━━━━━ Dataset rows ━━━━━

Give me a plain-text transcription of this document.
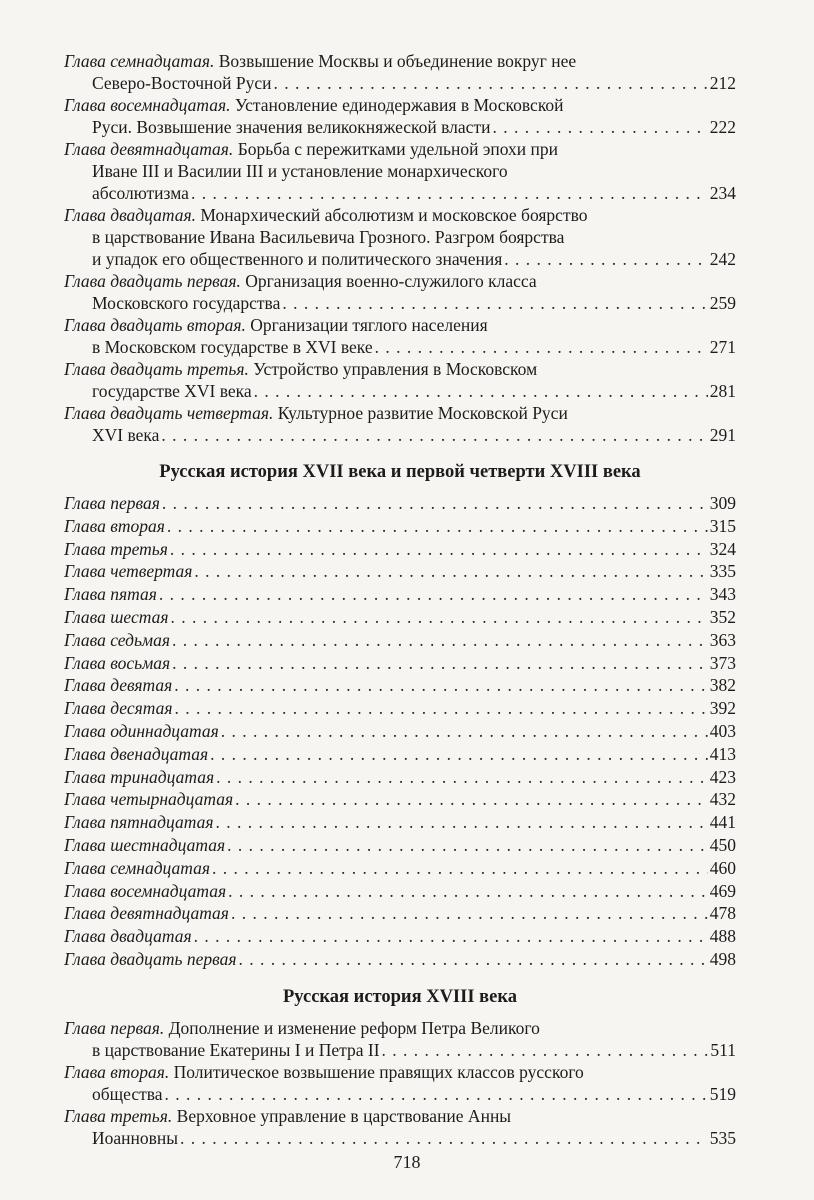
Глава семнадцатая. Возвышение Москвы и объединение вокруг нее
Северо-Восточной Руси . . .	212
Глава восемнадцатая. Установление единодержавия в Московской
Руси. Возвышение значения великокняжеской власти . . .	222
Глава девятнадцатая. Борьба с пережитками удельной эпохи при
Иване III и Василии III и установление монархического
абсолютизма . . .	234
Глава двадцатая. Монархический абсолютизм и московское боярство
в царствование Ивана Васильевича Грозного. Разгром боярства
и упадок его общественного и политического значения . . .	242
Глава двадцать первая. Организация военно-служилого класса
Московского государства . . .	259
Глава двадцать вторая. Организации тяглого населения
в Московском государстве в XVI веке . . .	271
Глава двадцать третья. Устройство управления в Московском
государстве XVI века . . .	281
Глава двадцать четвертая. Культурное развитие Московской Руси
XVI века . . .	291
Русская история XVII века и первой четверти XVIII века
Глава первая . . .	309
Глава вторая . . .	315
Глава третья . . .	324
Глава четвертая . . .	335
Глава пятая . . .	343
Глава шестая . . .	352
Глава седьмая . . .	363
Глава восьмая . . .	373
Глава девятая . . .	382
Глава десятая . . .	392
Глава одиннадцатая . . .	403
Глава двенадцатая . . .	413
Глава тринадцатая . . .	423
Глава четырнадцатая . . .	432
Глава пятнадцатая . . .	441
Глава шестнадцатая . . .	450
Глава семнадцатая . . .	460
Глава восемнадцатая . . .	469
Глава девятнадцатая . . .	478
Глава двадцатая . . .	488
Глава двадцать первая . . .	498
Русская история XVIII века
Глава первая. Дополнение и изменение реформ Петра Великого
в царствование Екатерины I и Петра II . . .	511
Глава вторая. Политическое возвышение правящих классов русского
общества . . .	519
Глава третья. Верховное управление в царствование Анны
Иоанновны . . .	535
718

━━━━━

Give every record again exactly, apart from the pictures, which stay out.

Give me a plain-text transcription of this document.
Глава семнадцатая. Возвышение Москвы и объединение вокруг нее
Северо-Восточной Руси . . .	212
Глава восемнадцатая. Установление единодержавия в Московской
Руси. Возвышение значения великокняжеской власти . . .	222
Глава девятнадцатая. Борьба с пережитками удельной эпохи при
Иване III и Василии III и установление монархического
абсолютизма . . .	234
Глава двадцатая. Монархический абсолютизм и московское боярство
в царствование Ивана Васильевича Грозного. Разгром боярства
и упадок его общественного и политического значения . . .	242
Глава двадцать первая. Организация военно-служилого класса
Московского государства . . .	259
Глава двадцать вторая. Организации тяглого населения
в Московском государстве в XVI веке . . .	271
Глава двадцать третья. Устройство управления в Московском
государстве XVI века . . .	281
Глава двадцать четвертая. Культурное развитие Московской Руси
XVI века . . .	291
Русская история XVII века и первой четверти XVIII века
Глава первая . . .	309
Глава вторая . . .	315
Глава третья . . .	324
Глава четвертая . . .	335
Глава пятая . . .	343
Глава шестая . . .	352
Глава седьмая . . .	363
Глава восьмая . . .	373
Глава девятая . . .	382
Глава десятая . . .	392
Глава одиннадцатая . . .	403
Глава двенадцатая . . .	413
Глава тринадцатая . . .	423
Глава четырнадцатая . . .	432
Глава пятнадцатая . . .	441
Глава шестнадцатая . . .	450
Глава семнадцатая . . .	460
Глава восемнадцатая . . .	469
Глава девятнадцатая . . .	478
Глава двадцатая . . .	488
Глава двадцать первая . . .	498
Русская история XVIII века
Глава первая. Дополнение и изменение реформ Петра Великого
в царствование Екатерины I и Петра II . . .	511
Глава вторая. Политическое возвышение правящих классов русского
общества . . .	519
Глава третья. Верховное управление в царствование Анны
Иоанновны . . .	535
718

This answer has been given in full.